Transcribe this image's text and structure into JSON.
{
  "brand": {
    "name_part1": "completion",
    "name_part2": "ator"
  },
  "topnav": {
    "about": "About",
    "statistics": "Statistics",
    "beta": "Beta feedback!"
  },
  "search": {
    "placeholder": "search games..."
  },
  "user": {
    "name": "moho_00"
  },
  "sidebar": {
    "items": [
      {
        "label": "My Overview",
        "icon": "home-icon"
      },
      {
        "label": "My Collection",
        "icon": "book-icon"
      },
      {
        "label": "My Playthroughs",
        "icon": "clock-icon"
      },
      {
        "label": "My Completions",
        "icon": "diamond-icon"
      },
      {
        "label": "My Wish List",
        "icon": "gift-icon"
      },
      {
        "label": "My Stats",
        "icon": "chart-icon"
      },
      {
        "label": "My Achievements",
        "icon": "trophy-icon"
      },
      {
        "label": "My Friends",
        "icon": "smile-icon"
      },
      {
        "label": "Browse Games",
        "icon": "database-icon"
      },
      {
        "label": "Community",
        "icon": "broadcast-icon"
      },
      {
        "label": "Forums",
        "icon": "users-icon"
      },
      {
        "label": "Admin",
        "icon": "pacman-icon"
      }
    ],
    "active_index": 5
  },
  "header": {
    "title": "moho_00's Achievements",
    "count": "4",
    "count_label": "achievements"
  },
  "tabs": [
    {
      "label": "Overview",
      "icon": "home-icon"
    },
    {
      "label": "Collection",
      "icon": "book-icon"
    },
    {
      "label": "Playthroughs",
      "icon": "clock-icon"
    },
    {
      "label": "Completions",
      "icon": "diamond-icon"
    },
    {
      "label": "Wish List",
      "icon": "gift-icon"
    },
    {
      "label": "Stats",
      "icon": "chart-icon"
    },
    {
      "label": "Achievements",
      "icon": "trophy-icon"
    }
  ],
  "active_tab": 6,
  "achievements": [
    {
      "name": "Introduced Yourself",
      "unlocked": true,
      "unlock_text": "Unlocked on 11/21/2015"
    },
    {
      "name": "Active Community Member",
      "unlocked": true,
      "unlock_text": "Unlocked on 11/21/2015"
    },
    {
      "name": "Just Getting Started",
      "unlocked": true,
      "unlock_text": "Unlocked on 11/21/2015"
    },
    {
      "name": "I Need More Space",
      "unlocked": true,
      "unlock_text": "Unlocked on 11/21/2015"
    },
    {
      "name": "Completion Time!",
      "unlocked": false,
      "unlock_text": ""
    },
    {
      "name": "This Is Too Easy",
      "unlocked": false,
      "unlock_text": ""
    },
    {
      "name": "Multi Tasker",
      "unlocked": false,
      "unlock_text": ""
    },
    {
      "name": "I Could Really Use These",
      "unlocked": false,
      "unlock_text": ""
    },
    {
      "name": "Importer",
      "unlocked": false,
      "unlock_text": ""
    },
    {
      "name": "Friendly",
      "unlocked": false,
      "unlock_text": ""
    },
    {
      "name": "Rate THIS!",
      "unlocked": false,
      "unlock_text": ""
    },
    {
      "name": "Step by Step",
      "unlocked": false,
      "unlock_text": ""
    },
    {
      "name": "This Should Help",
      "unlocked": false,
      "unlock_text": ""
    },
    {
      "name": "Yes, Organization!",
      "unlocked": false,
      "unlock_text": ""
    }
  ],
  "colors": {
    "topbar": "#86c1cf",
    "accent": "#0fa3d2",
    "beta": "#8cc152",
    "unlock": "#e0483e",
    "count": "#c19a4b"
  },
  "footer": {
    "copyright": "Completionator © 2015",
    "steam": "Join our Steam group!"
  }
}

→ AIM
Filter the entries down to the lines containing "Completions". Copy each of those lines.

→ RIGHT ANSWER
        "label": "My Completions",
      "label": "Completions",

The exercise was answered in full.